**Set task:** Check each line of the entries below for the string "Extract"; copy every line where it appears.
[Start of Material supplied]
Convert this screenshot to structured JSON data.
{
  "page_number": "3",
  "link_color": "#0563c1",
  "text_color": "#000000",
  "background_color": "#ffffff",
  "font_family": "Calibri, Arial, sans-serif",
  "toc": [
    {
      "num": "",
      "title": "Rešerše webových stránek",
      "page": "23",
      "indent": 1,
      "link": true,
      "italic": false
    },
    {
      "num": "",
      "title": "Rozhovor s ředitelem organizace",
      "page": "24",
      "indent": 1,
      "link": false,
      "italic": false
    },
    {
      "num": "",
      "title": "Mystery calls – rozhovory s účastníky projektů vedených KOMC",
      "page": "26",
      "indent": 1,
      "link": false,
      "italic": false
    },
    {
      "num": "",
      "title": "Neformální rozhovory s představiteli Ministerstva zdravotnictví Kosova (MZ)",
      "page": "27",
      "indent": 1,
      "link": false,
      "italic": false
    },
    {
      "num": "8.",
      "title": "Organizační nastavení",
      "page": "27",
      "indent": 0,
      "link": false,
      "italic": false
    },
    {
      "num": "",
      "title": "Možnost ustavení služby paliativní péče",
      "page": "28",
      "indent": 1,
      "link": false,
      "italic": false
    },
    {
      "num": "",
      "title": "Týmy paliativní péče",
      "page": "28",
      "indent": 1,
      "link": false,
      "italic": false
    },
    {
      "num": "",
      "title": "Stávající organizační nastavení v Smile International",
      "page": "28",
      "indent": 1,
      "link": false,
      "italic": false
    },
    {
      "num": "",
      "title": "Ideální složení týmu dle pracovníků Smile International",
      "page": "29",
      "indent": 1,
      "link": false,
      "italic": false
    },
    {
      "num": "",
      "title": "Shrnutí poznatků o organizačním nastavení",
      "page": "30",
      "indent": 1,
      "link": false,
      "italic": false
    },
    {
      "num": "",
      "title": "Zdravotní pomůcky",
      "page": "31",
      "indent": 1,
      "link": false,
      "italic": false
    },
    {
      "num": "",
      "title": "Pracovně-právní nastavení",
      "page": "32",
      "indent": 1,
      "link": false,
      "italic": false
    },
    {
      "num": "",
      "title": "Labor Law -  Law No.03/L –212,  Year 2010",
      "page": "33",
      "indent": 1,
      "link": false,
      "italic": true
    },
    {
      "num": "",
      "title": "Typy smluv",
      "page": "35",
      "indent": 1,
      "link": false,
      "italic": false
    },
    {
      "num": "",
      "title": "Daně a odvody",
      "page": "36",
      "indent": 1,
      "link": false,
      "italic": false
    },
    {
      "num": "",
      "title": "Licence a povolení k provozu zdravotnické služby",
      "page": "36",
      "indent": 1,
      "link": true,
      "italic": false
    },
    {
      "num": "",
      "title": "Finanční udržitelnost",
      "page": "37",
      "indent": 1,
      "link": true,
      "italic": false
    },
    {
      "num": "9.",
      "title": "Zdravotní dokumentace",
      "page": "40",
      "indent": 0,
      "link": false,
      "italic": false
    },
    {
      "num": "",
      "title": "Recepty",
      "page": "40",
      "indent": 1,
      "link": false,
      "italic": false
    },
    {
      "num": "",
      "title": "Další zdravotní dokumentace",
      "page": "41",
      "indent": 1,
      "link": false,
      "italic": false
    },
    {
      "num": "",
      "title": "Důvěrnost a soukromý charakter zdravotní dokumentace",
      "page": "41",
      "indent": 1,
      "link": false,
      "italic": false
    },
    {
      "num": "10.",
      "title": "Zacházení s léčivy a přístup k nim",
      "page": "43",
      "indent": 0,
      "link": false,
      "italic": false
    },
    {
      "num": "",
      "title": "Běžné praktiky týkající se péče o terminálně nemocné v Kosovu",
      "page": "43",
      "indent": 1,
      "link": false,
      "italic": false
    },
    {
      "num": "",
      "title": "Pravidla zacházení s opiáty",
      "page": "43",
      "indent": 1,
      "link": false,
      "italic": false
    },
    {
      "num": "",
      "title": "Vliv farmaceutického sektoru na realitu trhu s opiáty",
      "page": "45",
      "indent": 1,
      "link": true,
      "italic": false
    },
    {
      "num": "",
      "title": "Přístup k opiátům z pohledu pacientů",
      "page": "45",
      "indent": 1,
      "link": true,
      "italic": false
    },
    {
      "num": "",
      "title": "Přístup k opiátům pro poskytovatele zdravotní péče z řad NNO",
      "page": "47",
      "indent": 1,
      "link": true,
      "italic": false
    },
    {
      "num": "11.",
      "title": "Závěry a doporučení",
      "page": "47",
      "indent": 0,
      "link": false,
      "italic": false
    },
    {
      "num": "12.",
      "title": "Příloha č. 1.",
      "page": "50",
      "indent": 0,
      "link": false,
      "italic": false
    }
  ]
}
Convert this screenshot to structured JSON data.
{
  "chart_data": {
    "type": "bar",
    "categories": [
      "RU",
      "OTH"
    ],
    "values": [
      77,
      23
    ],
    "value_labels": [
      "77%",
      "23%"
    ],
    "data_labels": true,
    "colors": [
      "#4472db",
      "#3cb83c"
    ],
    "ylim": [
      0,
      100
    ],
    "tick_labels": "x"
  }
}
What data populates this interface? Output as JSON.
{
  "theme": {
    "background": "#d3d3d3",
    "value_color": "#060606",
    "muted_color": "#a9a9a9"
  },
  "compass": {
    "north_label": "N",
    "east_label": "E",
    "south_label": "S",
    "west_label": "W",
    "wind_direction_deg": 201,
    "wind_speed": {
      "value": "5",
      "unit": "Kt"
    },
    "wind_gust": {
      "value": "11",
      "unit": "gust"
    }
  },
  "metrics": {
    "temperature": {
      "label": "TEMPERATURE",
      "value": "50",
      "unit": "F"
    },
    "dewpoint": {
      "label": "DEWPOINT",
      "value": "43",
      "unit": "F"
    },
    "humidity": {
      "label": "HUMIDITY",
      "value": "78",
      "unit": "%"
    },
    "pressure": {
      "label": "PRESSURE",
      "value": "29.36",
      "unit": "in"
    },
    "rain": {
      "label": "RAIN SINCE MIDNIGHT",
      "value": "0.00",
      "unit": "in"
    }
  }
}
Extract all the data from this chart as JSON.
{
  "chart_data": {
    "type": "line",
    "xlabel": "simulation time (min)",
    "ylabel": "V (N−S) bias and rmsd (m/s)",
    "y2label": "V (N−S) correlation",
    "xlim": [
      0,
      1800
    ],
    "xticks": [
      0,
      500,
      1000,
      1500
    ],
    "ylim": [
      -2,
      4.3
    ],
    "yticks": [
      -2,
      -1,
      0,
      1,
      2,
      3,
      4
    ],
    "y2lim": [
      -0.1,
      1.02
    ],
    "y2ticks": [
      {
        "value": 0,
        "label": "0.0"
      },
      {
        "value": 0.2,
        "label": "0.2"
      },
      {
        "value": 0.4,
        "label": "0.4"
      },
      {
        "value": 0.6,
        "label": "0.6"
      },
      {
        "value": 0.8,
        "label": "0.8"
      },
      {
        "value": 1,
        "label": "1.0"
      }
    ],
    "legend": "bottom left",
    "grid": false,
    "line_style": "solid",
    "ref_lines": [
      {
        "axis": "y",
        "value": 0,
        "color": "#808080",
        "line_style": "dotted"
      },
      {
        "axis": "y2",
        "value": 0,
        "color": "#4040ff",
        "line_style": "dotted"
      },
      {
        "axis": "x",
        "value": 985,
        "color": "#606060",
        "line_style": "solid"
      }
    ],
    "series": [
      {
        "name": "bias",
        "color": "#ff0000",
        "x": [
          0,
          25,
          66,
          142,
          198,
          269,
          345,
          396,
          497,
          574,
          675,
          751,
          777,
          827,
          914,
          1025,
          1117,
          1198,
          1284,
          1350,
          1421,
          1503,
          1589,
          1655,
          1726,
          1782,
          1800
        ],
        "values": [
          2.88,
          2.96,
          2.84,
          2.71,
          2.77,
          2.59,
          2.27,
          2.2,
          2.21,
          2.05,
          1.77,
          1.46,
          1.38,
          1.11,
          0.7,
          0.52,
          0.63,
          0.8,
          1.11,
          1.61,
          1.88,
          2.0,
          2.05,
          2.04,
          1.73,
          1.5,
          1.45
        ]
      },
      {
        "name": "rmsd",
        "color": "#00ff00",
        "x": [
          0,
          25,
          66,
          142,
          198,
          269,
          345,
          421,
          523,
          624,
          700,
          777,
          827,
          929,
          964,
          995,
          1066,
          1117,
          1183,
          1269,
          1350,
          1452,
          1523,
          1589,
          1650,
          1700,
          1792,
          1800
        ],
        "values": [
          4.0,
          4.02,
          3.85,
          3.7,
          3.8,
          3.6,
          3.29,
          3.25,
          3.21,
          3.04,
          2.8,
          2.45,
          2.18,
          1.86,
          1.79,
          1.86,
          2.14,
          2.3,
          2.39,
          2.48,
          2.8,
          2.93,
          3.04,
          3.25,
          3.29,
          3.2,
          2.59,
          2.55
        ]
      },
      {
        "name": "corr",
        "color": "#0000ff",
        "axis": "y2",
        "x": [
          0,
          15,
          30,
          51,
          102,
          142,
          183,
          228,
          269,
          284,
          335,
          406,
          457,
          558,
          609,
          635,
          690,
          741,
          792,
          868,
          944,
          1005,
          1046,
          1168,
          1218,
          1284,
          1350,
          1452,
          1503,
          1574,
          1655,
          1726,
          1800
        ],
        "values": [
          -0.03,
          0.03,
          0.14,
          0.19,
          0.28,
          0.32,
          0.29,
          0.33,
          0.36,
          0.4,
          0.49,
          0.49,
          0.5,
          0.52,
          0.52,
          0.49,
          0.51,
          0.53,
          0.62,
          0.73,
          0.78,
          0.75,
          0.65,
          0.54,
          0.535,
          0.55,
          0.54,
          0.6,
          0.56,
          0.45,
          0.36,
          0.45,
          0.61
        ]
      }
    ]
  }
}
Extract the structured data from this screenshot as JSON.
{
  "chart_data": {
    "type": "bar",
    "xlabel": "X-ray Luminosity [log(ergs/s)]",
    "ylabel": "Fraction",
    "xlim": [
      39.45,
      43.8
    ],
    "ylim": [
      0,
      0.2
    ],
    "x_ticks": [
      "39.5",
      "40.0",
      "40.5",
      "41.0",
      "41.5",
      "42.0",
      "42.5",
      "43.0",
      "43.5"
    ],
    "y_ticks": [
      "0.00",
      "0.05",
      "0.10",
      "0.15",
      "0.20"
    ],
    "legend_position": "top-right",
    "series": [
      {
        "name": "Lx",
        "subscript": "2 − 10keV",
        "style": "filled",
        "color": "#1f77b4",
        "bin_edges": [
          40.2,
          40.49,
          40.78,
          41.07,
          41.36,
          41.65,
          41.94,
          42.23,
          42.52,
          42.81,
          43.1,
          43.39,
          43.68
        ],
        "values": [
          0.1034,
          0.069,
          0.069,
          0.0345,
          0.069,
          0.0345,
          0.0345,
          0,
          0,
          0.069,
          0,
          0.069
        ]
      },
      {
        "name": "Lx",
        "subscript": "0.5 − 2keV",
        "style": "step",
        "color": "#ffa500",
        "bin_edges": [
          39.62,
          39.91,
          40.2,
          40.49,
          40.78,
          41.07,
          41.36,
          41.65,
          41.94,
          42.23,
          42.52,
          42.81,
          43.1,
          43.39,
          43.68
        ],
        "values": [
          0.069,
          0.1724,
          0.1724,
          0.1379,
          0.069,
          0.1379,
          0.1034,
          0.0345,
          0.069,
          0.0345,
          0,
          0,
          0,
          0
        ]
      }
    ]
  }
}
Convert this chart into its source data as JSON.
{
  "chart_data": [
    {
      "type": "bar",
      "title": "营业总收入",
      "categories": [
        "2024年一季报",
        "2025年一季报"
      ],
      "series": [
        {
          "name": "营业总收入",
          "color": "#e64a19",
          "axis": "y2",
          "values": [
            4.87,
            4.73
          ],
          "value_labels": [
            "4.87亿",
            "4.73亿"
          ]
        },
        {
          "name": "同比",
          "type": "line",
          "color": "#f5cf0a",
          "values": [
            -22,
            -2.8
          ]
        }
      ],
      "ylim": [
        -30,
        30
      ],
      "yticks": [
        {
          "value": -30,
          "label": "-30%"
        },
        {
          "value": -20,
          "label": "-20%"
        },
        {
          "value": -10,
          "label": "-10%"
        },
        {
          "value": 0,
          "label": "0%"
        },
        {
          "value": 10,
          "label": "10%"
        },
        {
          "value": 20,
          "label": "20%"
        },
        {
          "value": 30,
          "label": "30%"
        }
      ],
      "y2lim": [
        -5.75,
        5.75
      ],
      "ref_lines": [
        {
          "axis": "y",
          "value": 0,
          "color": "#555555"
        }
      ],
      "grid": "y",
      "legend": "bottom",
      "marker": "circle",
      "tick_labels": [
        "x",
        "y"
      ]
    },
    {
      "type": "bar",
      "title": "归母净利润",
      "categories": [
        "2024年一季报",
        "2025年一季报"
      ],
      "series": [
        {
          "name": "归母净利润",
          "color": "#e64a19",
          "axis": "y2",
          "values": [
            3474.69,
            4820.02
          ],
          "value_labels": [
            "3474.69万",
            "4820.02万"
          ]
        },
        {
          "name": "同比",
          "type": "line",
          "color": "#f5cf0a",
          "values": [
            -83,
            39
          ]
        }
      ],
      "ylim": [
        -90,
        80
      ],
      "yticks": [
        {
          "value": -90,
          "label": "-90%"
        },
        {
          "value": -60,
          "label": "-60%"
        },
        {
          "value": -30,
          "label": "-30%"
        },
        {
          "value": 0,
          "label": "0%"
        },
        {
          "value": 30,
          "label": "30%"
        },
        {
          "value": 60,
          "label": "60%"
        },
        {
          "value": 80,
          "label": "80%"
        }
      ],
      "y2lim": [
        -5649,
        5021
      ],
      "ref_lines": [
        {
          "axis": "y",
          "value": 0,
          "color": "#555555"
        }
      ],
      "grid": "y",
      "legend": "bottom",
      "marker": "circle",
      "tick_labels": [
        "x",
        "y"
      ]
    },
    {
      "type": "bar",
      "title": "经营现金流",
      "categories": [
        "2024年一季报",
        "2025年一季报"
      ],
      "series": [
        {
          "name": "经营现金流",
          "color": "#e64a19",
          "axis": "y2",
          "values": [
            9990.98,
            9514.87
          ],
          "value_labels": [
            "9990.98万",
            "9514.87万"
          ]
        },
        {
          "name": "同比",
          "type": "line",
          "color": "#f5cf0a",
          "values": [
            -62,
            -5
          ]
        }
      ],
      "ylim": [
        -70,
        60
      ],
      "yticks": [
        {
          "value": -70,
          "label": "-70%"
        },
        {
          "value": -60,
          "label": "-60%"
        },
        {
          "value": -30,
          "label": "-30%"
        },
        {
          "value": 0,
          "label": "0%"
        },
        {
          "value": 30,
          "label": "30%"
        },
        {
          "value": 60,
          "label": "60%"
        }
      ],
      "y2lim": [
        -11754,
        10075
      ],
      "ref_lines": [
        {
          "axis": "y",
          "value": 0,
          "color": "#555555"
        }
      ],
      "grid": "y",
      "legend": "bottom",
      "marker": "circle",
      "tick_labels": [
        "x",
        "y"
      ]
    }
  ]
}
[End of Material supplied]
**The output:**
Extract all the data from this chart as JSON.
Extract the structured data from this screenshot as JSON.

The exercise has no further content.